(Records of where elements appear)
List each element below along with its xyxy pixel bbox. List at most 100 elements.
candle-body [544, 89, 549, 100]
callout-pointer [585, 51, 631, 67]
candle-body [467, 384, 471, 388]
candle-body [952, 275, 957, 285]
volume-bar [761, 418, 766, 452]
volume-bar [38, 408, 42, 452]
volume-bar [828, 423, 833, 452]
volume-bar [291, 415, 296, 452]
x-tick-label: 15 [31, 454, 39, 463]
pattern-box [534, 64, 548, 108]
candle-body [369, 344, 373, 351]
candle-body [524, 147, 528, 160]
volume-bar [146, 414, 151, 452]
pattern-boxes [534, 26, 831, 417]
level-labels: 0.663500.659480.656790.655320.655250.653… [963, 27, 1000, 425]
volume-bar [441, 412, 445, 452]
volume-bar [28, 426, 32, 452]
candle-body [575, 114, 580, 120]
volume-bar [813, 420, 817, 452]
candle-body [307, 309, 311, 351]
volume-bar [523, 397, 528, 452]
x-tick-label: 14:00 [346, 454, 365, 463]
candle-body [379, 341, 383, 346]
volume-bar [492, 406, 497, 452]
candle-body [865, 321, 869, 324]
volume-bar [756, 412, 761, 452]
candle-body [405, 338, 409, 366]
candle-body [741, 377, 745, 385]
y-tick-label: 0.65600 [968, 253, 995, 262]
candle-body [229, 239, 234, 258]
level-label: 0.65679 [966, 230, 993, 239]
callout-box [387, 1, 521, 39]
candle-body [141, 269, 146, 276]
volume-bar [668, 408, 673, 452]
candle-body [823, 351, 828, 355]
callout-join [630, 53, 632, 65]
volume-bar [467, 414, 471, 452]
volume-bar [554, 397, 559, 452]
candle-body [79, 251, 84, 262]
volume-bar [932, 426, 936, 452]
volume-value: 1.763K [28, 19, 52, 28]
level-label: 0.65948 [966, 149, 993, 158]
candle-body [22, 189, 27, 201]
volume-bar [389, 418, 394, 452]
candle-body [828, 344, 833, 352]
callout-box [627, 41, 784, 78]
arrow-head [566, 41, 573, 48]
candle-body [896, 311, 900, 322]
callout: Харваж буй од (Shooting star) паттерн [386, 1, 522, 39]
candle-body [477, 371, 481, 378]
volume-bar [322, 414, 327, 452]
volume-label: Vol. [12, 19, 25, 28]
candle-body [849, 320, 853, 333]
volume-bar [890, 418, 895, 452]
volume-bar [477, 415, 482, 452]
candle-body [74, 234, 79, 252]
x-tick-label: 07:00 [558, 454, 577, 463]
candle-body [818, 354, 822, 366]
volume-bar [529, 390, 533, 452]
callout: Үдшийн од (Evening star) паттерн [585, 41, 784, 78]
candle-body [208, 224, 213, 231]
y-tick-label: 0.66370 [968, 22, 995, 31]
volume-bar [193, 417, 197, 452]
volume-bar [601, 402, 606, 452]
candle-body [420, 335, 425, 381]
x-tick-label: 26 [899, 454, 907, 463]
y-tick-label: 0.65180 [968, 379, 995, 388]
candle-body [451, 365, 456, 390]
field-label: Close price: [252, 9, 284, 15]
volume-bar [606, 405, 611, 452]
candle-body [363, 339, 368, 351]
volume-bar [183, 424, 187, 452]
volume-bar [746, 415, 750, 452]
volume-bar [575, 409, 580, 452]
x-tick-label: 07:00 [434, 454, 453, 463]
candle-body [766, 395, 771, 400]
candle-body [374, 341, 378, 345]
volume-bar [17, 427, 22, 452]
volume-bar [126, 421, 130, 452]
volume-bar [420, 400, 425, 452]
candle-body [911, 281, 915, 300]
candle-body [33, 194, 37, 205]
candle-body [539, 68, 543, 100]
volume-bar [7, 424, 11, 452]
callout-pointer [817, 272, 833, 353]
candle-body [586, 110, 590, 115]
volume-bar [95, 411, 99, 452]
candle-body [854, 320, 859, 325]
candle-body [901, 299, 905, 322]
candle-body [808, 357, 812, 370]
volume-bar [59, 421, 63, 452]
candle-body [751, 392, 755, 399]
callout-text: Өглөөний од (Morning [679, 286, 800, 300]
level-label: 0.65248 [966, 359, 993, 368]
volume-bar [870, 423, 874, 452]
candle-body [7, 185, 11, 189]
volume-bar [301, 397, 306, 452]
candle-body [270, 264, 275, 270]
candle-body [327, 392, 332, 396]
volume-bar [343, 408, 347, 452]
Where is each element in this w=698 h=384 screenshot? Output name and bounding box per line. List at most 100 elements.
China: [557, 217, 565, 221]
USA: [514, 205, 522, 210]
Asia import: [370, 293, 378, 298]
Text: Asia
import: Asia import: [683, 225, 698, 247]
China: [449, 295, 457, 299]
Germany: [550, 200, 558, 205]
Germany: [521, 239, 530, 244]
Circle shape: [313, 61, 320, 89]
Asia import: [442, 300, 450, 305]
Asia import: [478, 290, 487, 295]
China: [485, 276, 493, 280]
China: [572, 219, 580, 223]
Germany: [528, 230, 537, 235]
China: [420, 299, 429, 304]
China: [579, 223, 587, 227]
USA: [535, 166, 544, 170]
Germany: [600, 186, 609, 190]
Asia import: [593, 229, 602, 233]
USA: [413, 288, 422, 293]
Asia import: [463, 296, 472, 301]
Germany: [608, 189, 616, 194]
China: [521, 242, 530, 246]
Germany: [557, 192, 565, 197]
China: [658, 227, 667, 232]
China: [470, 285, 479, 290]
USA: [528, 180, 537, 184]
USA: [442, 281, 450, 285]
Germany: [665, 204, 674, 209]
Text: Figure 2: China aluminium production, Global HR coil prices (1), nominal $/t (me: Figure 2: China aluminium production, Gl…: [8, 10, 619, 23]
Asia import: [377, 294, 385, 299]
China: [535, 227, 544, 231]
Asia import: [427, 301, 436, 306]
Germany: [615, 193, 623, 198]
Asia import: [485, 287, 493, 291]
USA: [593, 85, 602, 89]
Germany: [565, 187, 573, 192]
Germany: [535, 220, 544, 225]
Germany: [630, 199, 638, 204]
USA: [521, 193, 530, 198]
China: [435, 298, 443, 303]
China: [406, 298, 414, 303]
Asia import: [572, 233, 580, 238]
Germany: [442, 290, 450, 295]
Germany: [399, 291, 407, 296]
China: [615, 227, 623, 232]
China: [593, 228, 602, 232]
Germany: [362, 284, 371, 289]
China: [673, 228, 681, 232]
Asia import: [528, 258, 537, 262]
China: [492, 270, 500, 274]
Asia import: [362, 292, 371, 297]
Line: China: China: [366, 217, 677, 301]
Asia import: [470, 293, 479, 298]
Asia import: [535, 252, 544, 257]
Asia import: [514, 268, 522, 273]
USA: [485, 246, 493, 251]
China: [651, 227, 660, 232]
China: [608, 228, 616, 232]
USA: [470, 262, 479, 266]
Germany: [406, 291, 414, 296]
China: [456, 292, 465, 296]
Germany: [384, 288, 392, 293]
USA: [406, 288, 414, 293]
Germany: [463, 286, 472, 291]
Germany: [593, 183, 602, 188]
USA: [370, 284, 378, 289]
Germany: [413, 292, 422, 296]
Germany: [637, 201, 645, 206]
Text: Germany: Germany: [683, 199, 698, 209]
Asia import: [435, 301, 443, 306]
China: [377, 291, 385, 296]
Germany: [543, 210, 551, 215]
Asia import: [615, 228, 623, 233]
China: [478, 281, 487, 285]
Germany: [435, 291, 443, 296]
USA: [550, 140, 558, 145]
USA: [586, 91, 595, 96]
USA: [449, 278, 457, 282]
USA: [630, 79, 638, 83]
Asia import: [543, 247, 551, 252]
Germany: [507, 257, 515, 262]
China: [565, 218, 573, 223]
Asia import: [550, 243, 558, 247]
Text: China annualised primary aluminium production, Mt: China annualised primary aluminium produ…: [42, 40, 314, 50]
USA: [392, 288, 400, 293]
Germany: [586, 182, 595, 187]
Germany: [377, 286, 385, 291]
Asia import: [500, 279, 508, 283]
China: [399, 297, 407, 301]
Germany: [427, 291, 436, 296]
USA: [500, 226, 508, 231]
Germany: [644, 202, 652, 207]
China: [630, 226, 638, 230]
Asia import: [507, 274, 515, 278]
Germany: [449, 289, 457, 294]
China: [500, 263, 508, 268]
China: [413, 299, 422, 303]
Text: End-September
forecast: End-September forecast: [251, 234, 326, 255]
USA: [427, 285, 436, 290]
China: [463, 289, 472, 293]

*Short task*: Copy the records verbatim, from their first line through the line containing "candle-body [74, 234, 79, 252]".

*Task solution*:
List each element below along with its xyxy pixel bbox. List at most 100 elements.
candle-body [544, 89, 549, 100]
callout-pointer [585, 51, 631, 67]
candle-body [467, 384, 471, 388]
candle-body [952, 275, 957, 285]
volume-bar [761, 418, 766, 452]
volume-bar [38, 408, 42, 452]
volume-bar [828, 423, 833, 452]
volume-bar [291, 415, 296, 452]
x-tick-label: 15 [31, 454, 39, 463]
pattern-box [534, 64, 548, 108]
candle-body [369, 344, 373, 351]
candle-body [524, 147, 528, 160]
volume-bar [146, 414, 151, 452]
pattern-boxes [534, 26, 831, 417]
level-labels: 0.663500.659480.656790.655320.655250.653… [963, 27, 1000, 425]
volume-bar [441, 412, 445, 452]
volume-bar [28, 426, 32, 452]
candle-body [575, 114, 580, 120]
volume-bar [813, 420, 817, 452]
candle-body [307, 309, 311, 351]
volume-bar [523, 397, 528, 452]
x-tick-label: 14:00 [346, 454, 365, 463]
candle-body [379, 341, 383, 346]
volume-bar [492, 406, 497, 452]
candle-body [865, 321, 869, 324]
volume-bar [756, 412, 761, 452]
candle-body [405, 338, 409, 366]
candle-body [741, 377, 745, 385]
y-tick-label: 0.65600 [968, 253, 995, 262]
candle-body [229, 239, 234, 258]
level-label: 0.65679 [966, 230, 993, 239]
callout-box [387, 1, 521, 39]
candle-body [141, 269, 146, 276]
volume-bar [668, 408, 673, 452]
candle-body [823, 351, 828, 355]
callout-join [630, 53, 632, 65]
volume-bar [467, 414, 471, 452]
volume-bar [554, 397, 559, 452]
candle-body [79, 251, 84, 262]
volume-bar [932, 426, 936, 452]
volume-value: 1.763K [28, 19, 52, 28]
level-label: 0.65948 [966, 149, 993, 158]
candle-body [22, 189, 27, 201]
volume-bar [389, 418, 394, 452]
candle-body [828, 344, 833, 352]
callout-box [627, 41, 784, 78]
arrow-head [566, 41, 573, 48]
candle-body [896, 311, 900, 322]
callout: Харваж буй од (Shooting star) паттерн [386, 1, 522, 39]
candle-body [477, 371, 481, 378]
volume-bar [322, 414, 327, 452]
volume-label: Vol. [12, 19, 25, 28]
candle-body [849, 320, 853, 333]
volume-bar [890, 418, 895, 452]
volume-bar [477, 415, 482, 452]
candle-body [74, 234, 79, 252]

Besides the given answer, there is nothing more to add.